**Set task:** Every entry should be repeated exactly. Omit the pictures.
━━ Records provided ━━
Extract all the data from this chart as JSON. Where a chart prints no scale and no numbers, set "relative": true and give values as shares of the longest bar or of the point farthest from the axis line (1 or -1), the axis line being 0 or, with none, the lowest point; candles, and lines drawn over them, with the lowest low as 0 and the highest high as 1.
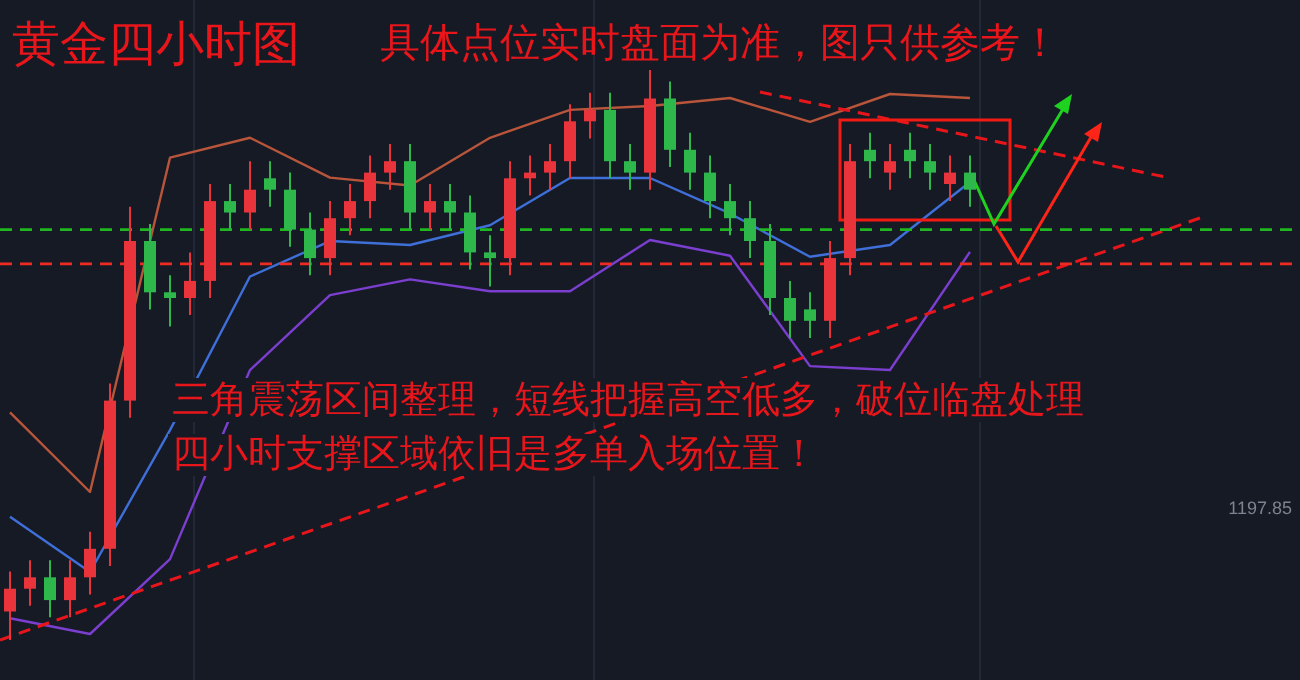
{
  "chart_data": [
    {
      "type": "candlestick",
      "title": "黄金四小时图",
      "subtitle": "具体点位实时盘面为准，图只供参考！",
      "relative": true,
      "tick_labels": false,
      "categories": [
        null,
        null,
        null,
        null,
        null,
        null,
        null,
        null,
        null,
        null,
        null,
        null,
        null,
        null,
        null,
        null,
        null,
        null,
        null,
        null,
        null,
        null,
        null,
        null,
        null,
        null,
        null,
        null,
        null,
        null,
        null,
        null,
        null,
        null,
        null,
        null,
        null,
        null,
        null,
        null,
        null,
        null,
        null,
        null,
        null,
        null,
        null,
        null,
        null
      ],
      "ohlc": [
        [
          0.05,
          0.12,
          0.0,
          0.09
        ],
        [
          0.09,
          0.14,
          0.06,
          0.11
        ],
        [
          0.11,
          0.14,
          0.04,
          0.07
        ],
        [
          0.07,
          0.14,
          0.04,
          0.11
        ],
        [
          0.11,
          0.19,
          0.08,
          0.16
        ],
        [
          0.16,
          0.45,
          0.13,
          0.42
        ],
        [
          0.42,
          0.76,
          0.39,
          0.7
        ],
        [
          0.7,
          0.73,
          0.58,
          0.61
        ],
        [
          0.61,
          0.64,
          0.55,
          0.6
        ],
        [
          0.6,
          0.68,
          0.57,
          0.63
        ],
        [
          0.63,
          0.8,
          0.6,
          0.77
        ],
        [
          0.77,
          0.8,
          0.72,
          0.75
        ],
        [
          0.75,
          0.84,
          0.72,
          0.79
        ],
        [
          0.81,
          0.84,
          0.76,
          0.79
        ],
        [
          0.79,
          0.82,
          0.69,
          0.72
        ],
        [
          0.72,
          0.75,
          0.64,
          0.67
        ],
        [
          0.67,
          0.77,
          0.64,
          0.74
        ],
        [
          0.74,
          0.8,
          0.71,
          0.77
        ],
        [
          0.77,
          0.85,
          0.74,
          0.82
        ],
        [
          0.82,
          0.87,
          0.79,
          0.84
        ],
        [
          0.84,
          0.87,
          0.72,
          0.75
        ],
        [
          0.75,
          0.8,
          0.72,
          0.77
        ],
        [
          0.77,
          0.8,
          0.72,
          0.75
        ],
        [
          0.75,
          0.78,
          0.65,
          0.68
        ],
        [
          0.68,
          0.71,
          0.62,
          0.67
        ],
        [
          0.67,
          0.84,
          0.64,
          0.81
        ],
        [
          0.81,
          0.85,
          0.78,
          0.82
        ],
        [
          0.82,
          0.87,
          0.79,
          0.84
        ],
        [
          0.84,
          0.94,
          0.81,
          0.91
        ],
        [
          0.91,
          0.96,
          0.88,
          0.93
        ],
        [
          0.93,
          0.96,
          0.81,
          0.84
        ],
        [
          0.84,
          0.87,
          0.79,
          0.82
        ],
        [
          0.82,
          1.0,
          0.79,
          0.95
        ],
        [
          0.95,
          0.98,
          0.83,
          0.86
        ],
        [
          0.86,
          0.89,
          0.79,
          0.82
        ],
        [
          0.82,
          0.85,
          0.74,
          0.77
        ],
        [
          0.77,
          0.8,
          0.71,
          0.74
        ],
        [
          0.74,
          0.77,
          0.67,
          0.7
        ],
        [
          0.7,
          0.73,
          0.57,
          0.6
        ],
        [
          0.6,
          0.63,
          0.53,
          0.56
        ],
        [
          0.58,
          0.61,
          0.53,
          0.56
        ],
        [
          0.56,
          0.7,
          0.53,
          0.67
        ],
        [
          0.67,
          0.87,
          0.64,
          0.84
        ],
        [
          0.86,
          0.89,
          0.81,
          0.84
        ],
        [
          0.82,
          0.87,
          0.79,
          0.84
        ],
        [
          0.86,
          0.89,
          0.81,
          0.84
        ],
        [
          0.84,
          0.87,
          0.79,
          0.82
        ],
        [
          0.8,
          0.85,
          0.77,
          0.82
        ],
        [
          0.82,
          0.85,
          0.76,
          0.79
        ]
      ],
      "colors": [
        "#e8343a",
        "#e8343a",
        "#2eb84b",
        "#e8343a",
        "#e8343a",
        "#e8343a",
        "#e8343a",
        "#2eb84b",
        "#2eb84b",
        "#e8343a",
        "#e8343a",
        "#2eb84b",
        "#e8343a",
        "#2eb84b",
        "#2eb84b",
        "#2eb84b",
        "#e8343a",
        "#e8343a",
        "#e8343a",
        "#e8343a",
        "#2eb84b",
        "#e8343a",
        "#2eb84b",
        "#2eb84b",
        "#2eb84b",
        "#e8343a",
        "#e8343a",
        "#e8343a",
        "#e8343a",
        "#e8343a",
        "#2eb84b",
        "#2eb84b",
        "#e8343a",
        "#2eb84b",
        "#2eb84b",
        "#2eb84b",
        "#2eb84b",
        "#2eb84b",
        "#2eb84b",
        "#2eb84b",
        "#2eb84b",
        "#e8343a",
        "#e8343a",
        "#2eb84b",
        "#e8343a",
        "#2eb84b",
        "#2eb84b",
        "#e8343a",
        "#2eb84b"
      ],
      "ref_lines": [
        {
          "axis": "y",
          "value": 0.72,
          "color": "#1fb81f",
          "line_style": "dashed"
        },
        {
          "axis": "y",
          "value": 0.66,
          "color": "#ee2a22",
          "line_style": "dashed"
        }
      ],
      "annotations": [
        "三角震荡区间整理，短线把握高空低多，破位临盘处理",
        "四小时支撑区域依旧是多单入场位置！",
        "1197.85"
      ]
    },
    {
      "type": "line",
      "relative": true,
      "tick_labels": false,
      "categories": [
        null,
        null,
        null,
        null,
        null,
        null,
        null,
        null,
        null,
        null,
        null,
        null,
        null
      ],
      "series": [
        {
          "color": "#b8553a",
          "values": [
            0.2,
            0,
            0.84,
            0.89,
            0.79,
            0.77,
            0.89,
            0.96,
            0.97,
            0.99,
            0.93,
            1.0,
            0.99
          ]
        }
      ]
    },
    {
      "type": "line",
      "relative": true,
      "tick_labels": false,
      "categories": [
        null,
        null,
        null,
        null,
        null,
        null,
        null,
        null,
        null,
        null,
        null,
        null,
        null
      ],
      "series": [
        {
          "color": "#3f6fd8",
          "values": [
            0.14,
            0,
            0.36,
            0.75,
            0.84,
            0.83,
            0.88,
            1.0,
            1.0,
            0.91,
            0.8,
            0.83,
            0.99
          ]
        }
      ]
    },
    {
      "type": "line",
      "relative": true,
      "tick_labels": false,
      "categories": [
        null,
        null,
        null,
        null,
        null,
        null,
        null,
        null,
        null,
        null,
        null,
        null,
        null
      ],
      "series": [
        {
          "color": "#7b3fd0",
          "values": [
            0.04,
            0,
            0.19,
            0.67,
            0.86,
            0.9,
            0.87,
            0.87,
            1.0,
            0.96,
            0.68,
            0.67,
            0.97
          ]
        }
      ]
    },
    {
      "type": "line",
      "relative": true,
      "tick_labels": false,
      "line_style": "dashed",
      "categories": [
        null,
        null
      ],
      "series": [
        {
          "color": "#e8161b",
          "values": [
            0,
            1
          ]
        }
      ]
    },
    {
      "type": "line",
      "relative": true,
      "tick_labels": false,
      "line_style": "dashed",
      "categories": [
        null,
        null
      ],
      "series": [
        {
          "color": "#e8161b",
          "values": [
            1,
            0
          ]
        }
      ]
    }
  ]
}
━━━
**Solution:**
Extract all the data from this chart as JSON. Where a chart prints no scale and no numbers, set "relative": true and give values as shares of the longest bar or of the point farthest from the axis line (1 or -1), the axis line being 0 or, with none, the lowest point; candles, and lines drawn over them, with the lowest low as 0 and the highest high as 1.
{
  "chart_data": [
    {
      "type": "candlestick",
      "title": "黄金四小时图",
      "subtitle": "具体点位实时盘面为准，图只供参考！",
      "relative": true,
      "tick_labels": false,
      "categories": [
        null,
        null,
        null,
        null,
        null,
        null,
        null,
        null,
        null,
        null,
        null,
        null,
        null,
        null,
        null,
        null,
        null,
        null,
        null,
        null,
        null,
        null,
        null,
        null,
        null,
        null,
        null,
        null,
        null,
        null,
        null,
        null,
        null,
        null,
        null,
        null,
        null,
        null,
        null,
        null,
        null,
        null,
        null,
        null,
        null,
        null,
        null,
        null,
        null
      ],
      "ohlc": [
        [
          0.05,
          0.12,
          0.0,
          0.09
        ],
        [
          0.09,
          0.14,
          0.06,
          0.11
        ],
        [
          0.11,
          0.14,
          0.04,
          0.07
        ],
        [
          0.07,
          0.14,
          0.04,
          0.11
        ],
        [
          0.11,
          0.19,
          0.08,
          0.16
        ],
        [
          0.16,
          0.45,
          0.13,
          0.42
        ],
        [
          0.42,
          0.76,
          0.39,
          0.7
        ],
        [
          0.7,
          0.73,
          0.58,
          0.61
        ],
        [
          0.61,
          0.64,
          0.55,
          0.6
        ],
        [
          0.6,
          0.68,
          0.57,
          0.63
        ],
        [
          0.63,
          0.8,
          0.6,
          0.77
        ],
        [
          0.77,
          0.8,
          0.72,
          0.75
        ],
        [
          0.75,
          0.84,
          0.72,
          0.79
        ],
        [
          0.81,
          0.84,
          0.76,
          0.79
        ],
        [
          0.79,
          0.82,
          0.69,
          0.72
        ],
        [
          0.72,
          0.75,
          0.64,
          0.67
        ],
        [
          0.67,
          0.77,
          0.64,
          0.74
        ],
        [
          0.74,
          0.8,
          0.71,
          0.77
        ],
        [
          0.77,
          0.85,
          0.74,
          0.82
        ],
        [
          0.82,
          0.87,
          0.79,
          0.84
        ],
        [
          0.84,
          0.87,
          0.72,
          0.75
        ],
        [
          0.75,
          0.8,
          0.72,
          0.77
        ],
        [
          0.77,
          0.8,
          0.72,
          0.75
        ],
        [
          0.75,
          0.78,
          0.65,
          0.68
        ],
        [
          0.68,
          0.71,
          0.62,
          0.67
        ],
        [
          0.67,
          0.84,
          0.64,
          0.81
        ],
        [
          0.81,
          0.85,
          0.78,
          0.82
        ],
        [
          0.82,
          0.87,
          0.79,
          0.84
        ],
        [
          0.84,
          0.94,
          0.81,
          0.91
        ],
        [
          0.91,
          0.96,
          0.88,
          0.93
        ],
        [
          0.93,
          0.96,
          0.81,
          0.84
        ],
        [
          0.84,
          0.87,
          0.79,
          0.82
        ],
        [
          0.82,
          1.0,
          0.79,
          0.95
        ],
        [
          0.95,
          0.98,
          0.83,
          0.86
        ],
        [
          0.86,
          0.89,
          0.79,
          0.82
        ],
        [
          0.82,
          0.85,
          0.74,
          0.77
        ],
        [
          0.77,
          0.8,
          0.71,
          0.74
        ],
        [
          0.74,
          0.77,
          0.67,
          0.7
        ],
        [
          0.7,
          0.73,
          0.57,
          0.6
        ],
        [
          0.6,
          0.63,
          0.53,
          0.56
        ],
        [
          0.58,
          0.61,
          0.53,
          0.56
        ],
        [
          0.56,
          0.7,
          0.53,
          0.67
        ],
        [
          0.67,
          0.87,
          0.64,
          0.84
        ],
        [
          0.86,
          0.89,
          0.81,
          0.84
        ],
        [
          0.82,
          0.87,
          0.79,
          0.84
        ],
        [
          0.86,
          0.89,
          0.81,
          0.84
        ],
        [
          0.84,
          0.87,
          0.79,
          0.82
        ],
        [
          0.8,
          0.85,
          0.77,
          0.82
        ],
        [
          0.82,
          0.85,
          0.76,
          0.79
        ]
      ],
      "colors": [
        "#e8343a",
        "#e8343a",
        "#2eb84b",
        "#e8343a",
        "#e8343a",
        "#e8343a",
        "#e8343a",
        "#2eb84b",
        "#2eb84b",
        "#e8343a",
        "#e8343a",
        "#2eb84b",
        "#e8343a",
        "#2eb84b",
        "#2eb84b",
        "#2eb84b",
        "#e8343a",
        "#e8343a",
        "#e8343a",
        "#e8343a",
        "#2eb84b",
        "#e8343a",
        "#2eb84b",
        "#2eb84b",
        "#2eb84b",
        "#e8343a",
        "#e8343a",
        "#e8343a",
        "#e8343a",
        "#e8343a",
        "#2eb84b",
        "#2eb84b",
        "#e8343a",
        "#2eb84b",
        "#2eb84b",
        "#2eb84b",
        "#2eb84b",
        "#2eb84b",
        "#2eb84b",
        "#2eb84b",
        "#2eb84b",
        "#e8343a",
        "#e8343a",
        "#2eb84b",
        "#e8343a",
        "#2eb84b",
        "#2eb84b",
        "#e8343a",
        "#2eb84b"
      ],
      "ref_lines": [
        {
          "axis": "y",
          "value": 0.72,
          "color": "#1fb81f",
          "line_style": "dashed"
        },
        {
          "axis": "y",
          "value": 0.66,
          "color": "#ee2a22",
          "line_style": "dashed"
        }
      ],
      "annotations": [
        "三角震荡区间整理，短线把握高空低多，破位临盘处理",
        "四小时支撑区域依旧是多单入场位置！",
        "1197.85"
      ]
    },
    {
      "type": "line",
      "relative": true,
      "tick_labels": false,
      "categories": [
        null,
        null,
        null,
        null,
        null,
        null,
        null,
        null,
        null,
        null,
        null,
        null,
        null
      ],
      "series": [
        {
          "color": "#b8553a",
          "values": [
            0.2,
            0,
            0.84,
            0.89,
            0.79,
            0.77,
            0.89,
            0.96,
            0.97,
            0.99,
            0.93,
            1.0,
            0.99
          ]
        }
      ]
    },
    {
      "type": "line",
      "relative": true,
      "tick_labels": false,
      "categories": [
        null,
        null,
        null,
        null,
        null,
        null,
        null,
        null,
        null,
        null,
        null,
        null,
        null
      ],
      "series": [
        {
          "color": "#3f6fd8",
          "values": [
            0.14,
            0,
            0.36,
            0.75,
            0.84,
            0.83,
            0.88,
            1.0,
            1.0,
            0.91,
            0.8,
            0.83,
            0.99
          ]
        }
      ]
    },
    {
      "type": "line",
      "relative": true,
      "tick_labels": false,
      "categories": [
        null,
        null,
        null,
        null,
        null,
        null,
        null,
        null,
        null,
        null,
        null,
        null,
        null
      ],
      "series": [
        {
          "color": "#7b3fd0",
          "values": [
            0.04,
            0,
            0.19,
            0.67,
            0.86,
            0.9,
            0.87,
            0.87,
            1.0,
            0.96,
            0.68,
            0.67,
            0.97
          ]
        }
      ]
    },
    {
      "type": "line",
      "relative": true,
      "tick_labels": false,
      "line_style": "dashed",
      "categories": [
        null,
        null
      ],
      "series": [
        {
          "color": "#e8161b",
          "values": [
            0,
            1
          ]
        }
      ]
    },
    {
      "type": "line",
      "relative": true,
      "tick_labels": false,
      "line_style": "dashed",
      "categories": [
        null,
        null
      ],
      "series": [
        {
          "color": "#e8161b",
          "values": [
            1,
            0
          ]
        }
      ]
    }
  ]
}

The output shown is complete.